WRITTEN REQUEST :: In the entries, starting with the line with "- table-row: [746, 87, 1379, 190]" and going on through the line with "- cell-monitoring-period: /: [564, 502, 665, 605]", switch "source-year" to "source-edition-year", and give only those lines again with all else unchanged.

Entries from a dataset ::
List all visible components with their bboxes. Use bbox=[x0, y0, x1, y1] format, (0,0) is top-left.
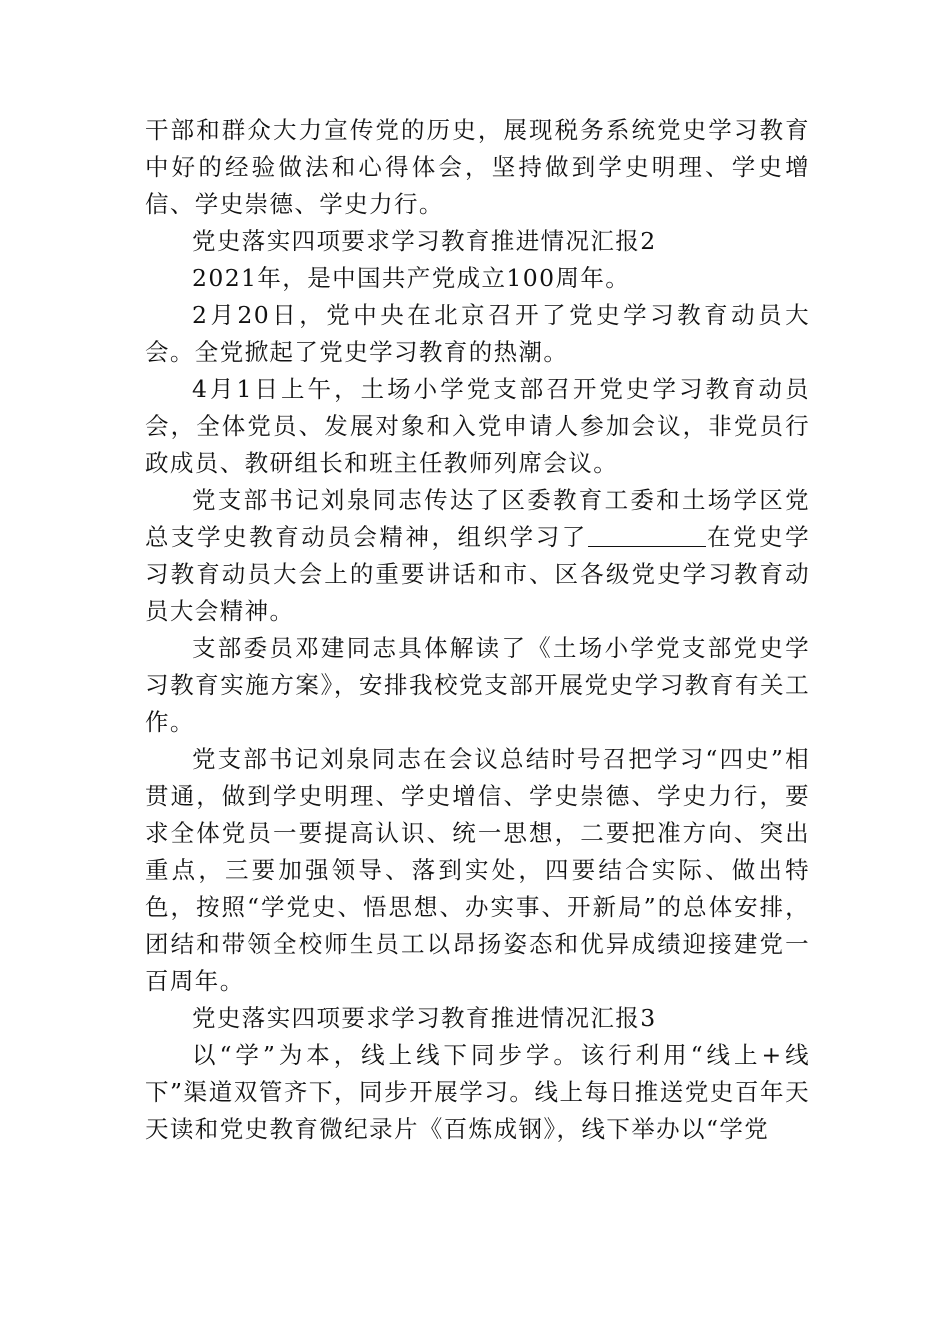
paragraph-5-after-blank: 在党史学习教育动员大会上的重要讲话和市、区各级党史学习教育动员大会精神。 bbox=[145, 523, 810, 625]
paragraph-8: 以“学”为本，线上线下同步学。该行利用“线上+线下”渠道双管齐下，同步开展学习。线上每日推送党史百年天天读和党史教育微纪录片《百炼成钢》，线下举办以“学党 bbox=[145, 1041, 810, 1143]
paragraph-2: 2021年，是中国共产党成立100周年。 bbox=[192, 264, 631, 292]
paragraph-6: 支部委员邓建同志具体解读了《土场小学党支部党史学习教育实施方案》，安排我校党支部开展党史学习教育有关工作。 bbox=[145, 634, 810, 736]
document-page bbox=[145, 112, 810, 1148]
fill-in-blank bbox=[588, 523, 706, 548]
paragraph-3: 2月20日，党中央在北京召开了党史学习教育动员大会。全党掀起了党史学习教育的热潮。 bbox=[145, 301, 810, 366]
paragraph-4: 4月1日上午，土场小学党支部召开党史学习教育动员会，全体党员、发展对象和入党申请人参加会议，非党员行政成员、教研组长和班主任教师列席会议。 bbox=[145, 375, 810, 477]
paragraph-5 bbox=[145, 482, 810, 630]
paragraph-1: 干部和群众大力宣传党的历史，展现税务系统党史学习教育中好的经验做法和心得体会，坚持做到学史明理、学史增信、学史崇德、学史力行。 bbox=[145, 116, 810, 218]
paragraph-5-before-blank: 党支部书记刘泉同志传达了区委教育工委和土场学区党总支学史教育动员会精神，组织学习了 bbox=[145, 486, 810, 551]
report-2-heading: 党史落实四项要求学习教育推进情况汇报2 bbox=[192, 227, 657, 255]
paragraph-7: 党支部书记刘泉同志在会议总结时号召把学习“四史”相贯通，做到学史明理、学史增信、学史崇德、学史力行，要求全体党员一要提高认识、统一思想，二要把准方向、突出重点，三要加强领导、落到实处，四要结合实际、做出特色，按照“学党史、悟思想、办实事、开新局”的总体安排，团结和带领全校师生员工以昂扬姿态和优异成绩迎接建党一百周年。 bbox=[145, 745, 810, 995]
report-3-heading: 党史落实四项要求学习教育推进情况汇报3 bbox=[192, 1004, 657, 1032]
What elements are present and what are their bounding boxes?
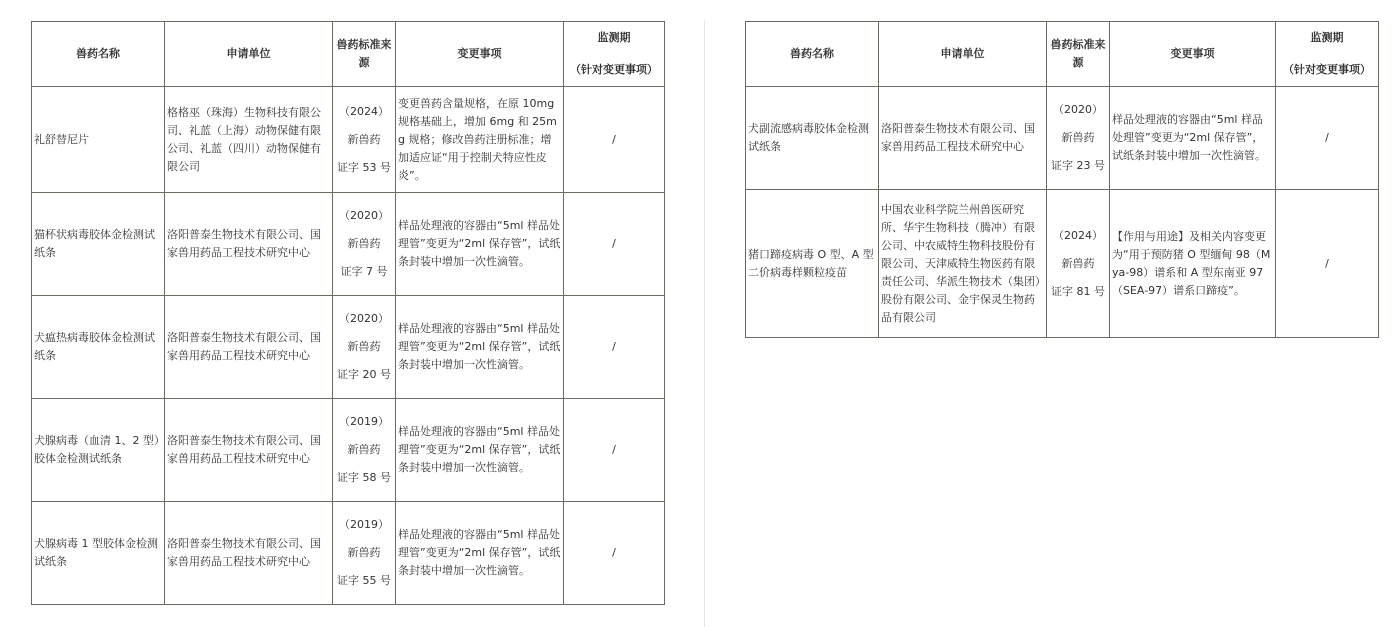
- table-row: [746, 87, 1379, 190]
- header-monitoring-line1: 监测期: [1310, 31, 1344, 44]
- header-drug-name: 兽药名称: [746, 22, 879, 87]
- cell-standard-source: [1047, 190, 1110, 338]
- source-year: （2024）: [339, 104, 389, 118]
- table-header-row: [746, 22, 1379, 87]
- cell-change-item: 样品处理液的容器由“5ml 样品处理管”变更为“2ml 保存管”，试纸条封装中增加一次性滴管。: [396, 193, 564, 296]
- source-cert: 证字 58 号: [337, 471, 391, 484]
- cell-monitoring-period: /: [564, 87, 665, 193]
- header-change-item: 变更事项: [396, 22, 564, 87]
- cell-monitoring-period: /: [564, 502, 665, 605]
- cell-applicant: 中国农业科学院兰州兽医研究所、华宇生物科技（腾冲）有限公司、中农威特生物科技股份有限公司、天津威特生物医药有限责任公司、华派生物技术（集团）股份有限公司、金宇保灵生物药品有限公司: [879, 190, 1047, 338]
- source-type: 新兽药: [1061, 131, 1095, 144]
- source-year: （2020）: [1053, 103, 1103, 116]
- header-applicant: 申请单位: [165, 22, 333, 87]
- cell-drug-name: 猪口蹄疫病毒 O 型、A 型二价病毒样颗粒疫苗: [746, 190, 879, 338]
- header-monitoring-line2: （针对变更事项）: [570, 63, 658, 76]
- cell-monitoring-period: /: [564, 399, 665, 502]
- cell-monitoring-period: /: [564, 193, 665, 296]
- header-change-item: 变更事项: [1110, 22, 1276, 87]
- cell-drug-name: 犬腺病毒 1 型胶体金检测试纸条: [32, 502, 165, 605]
- table-row: [32, 296, 665, 399]
- source-cert: 证字 23 号: [1051, 159, 1105, 172]
- cell-change-item: 样品处理液的容器由“5ml 样品处理管”变更为“2ml 保存管”，试纸条封装中增加一次性滴管。: [396, 502, 564, 605]
- source-year: （2024）: [1053, 228, 1103, 242]
- vet-drug-table-right: [745, 21, 1379, 338]
- source-type: 新兽药: [347, 340, 381, 353]
- table-row: [32, 502, 665, 605]
- header-monitoring-line1: 监测期: [597, 31, 631, 44]
- source-cert: 证字 55 号: [337, 574, 391, 587]
- source-cert: 证字 7 号: [340, 265, 388, 278]
- source-type: 新兽药: [347, 443, 381, 456]
- table-header-row: [32, 22, 665, 87]
- source-type: 新兽药: [347, 132, 381, 146]
- header-monitoring-period: [1276, 22, 1379, 87]
- source-cert: 证字 20 号: [337, 368, 391, 381]
- source-year: （2020）: [339, 312, 389, 325]
- cell-monitoring-period: /: [1276, 190, 1379, 338]
- header-drug-name: 兽药名称: [32, 22, 165, 87]
- source-type: 新兽药: [347, 546, 381, 559]
- source-type: 新兽药: [1061, 256, 1095, 270]
- cell-change-item: 样品处理液的容器由“5ml 样品处理管”变更为“2ml 保存管”，试纸条封装中增加一次性滴管。: [1110, 87, 1276, 190]
- cell-standard-source: [1047, 87, 1110, 190]
- source-cert: 证字 81 号: [1051, 284, 1105, 298]
- header-standard-source: 兽药标准来源: [1047, 22, 1110, 87]
- cell-standard-source: [333, 399, 396, 502]
- header-monitoring-period: [564, 22, 665, 87]
- vet-drug-table-left: [31, 21, 665, 605]
- cell-drug-name: 猫杯状病毒胶体金检测试纸条: [32, 193, 165, 296]
- cell-standard-source: [333, 193, 396, 296]
- cell-drug-name: 犬腺病毒（血清 1、2 型）胶体金检测试纸条: [32, 399, 165, 502]
- cell-applicant: 洛阳普泰生物技术有限公司、国家兽用药品工程技术研究中心: [165, 502, 333, 605]
- cell-standard-source: [333, 87, 396, 193]
- cell-drug-name: 犬瘟热病毒胶体金检测试纸条: [32, 296, 165, 399]
- cell-applicant: 洛阳普泰生物技术有限公司、国家兽用药品工程技术研究中心: [165, 399, 333, 502]
- cell-change-item: 【作用与用途】及相关内容变更为“用于预防猪 O 型缅甸 98（Mya-98）谱系和 A 型东南亚 97（SEA-97）谱系口蹄疫”。: [1110, 190, 1276, 338]
- cell-applicant: 格格巫（珠海）生物科技有限公司、礼蓝（上海）动物保健有限公司、礼蓝（四川）动物保健有限公司: [165, 87, 333, 193]
- cell-drug-name: 礼舒替尼片: [32, 87, 165, 193]
- source-year: （2020）: [339, 209, 389, 222]
- source-year: （2019）: [339, 518, 389, 531]
- cell-applicant: 洛阳普泰生物技术有限公司、国家兽用药品工程技术研究中心: [165, 193, 333, 296]
- cell-standard-source: [333, 296, 396, 399]
- table-row: [746, 190, 1379, 338]
- header-applicant: 申请单位: [879, 22, 1047, 87]
- cell-change-item: 变更兽药含量规格，在原 10mg 规格基础上，增加 6mg 和 25mg 规格；修改兽药注册标准；增加适应证“用于控制犬特应性皮炎”。: [396, 87, 564, 193]
- table-row: [32, 399, 665, 502]
- table-row: [32, 87, 665, 193]
- cell-change-item: 样品处理液的容器由“5ml 样品处理管”变更为“2ml 保存管”，试纸条封装中增加一次性滴管。: [396, 399, 564, 502]
- cell-monitoring-period: /: [1276, 87, 1379, 190]
- cell-change-item: 样品处理液的容器由“5ml 样品处理管”变更为“2ml 保存管”，试纸条封装中增加一次性滴管。: [396, 296, 564, 399]
- source-year: （2019）: [339, 415, 389, 428]
- cell-applicant: 洛阳普泰生物技术有限公司、国家兽用药品工程技术研究中心: [879, 87, 1047, 190]
- cell-monitoring-period: /: [564, 296, 665, 399]
- cell-drug-name: 犬副流感病毒胶体金检测试纸条: [746, 87, 879, 190]
- cell-standard-source: [333, 502, 396, 605]
- source-type: 新兽药: [347, 237, 381, 250]
- cell-applicant: 洛阳普泰生物技术有限公司、国家兽用药品工程技术研究中心: [165, 296, 333, 399]
- table-row: [32, 193, 665, 296]
- source-cert: 证字 53 号: [337, 160, 391, 174]
- column-divider: [704, 20, 705, 627]
- header-monitoring-line2: （针对变更事项）: [1283, 63, 1371, 76]
- header-standard-source: 兽药标准来源: [333, 22, 396, 87]
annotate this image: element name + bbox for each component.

SOLVED PROBLEM ::
- table-row: [746, 87, 1379, 190]
- header-monitoring-line1: 监测期: [1310, 31, 1344, 44]
- header-drug-name: 兽药名称: [746, 22, 879, 87]
- cell-standard-source: [1047, 190, 1110, 338]
- source-edition-year: （2024）: [339, 104, 389, 118]
- table-header-row: [746, 22, 1379, 87]
- cell-change-item: 样品处理液的容器由“5ml 样品处理管”变更为“2ml 保存管”，试纸条封装中增加一次性滴管。: [396, 193, 564, 296]
- source-cert: 证字 58 号: [337, 471, 391, 484]
- cell-monitoring-period: /: [564, 87, 665, 193]
- header-change-item: 变更事项: [396, 22, 564, 87]
- cell-monitoring-period: /: [564, 502, 665, 605]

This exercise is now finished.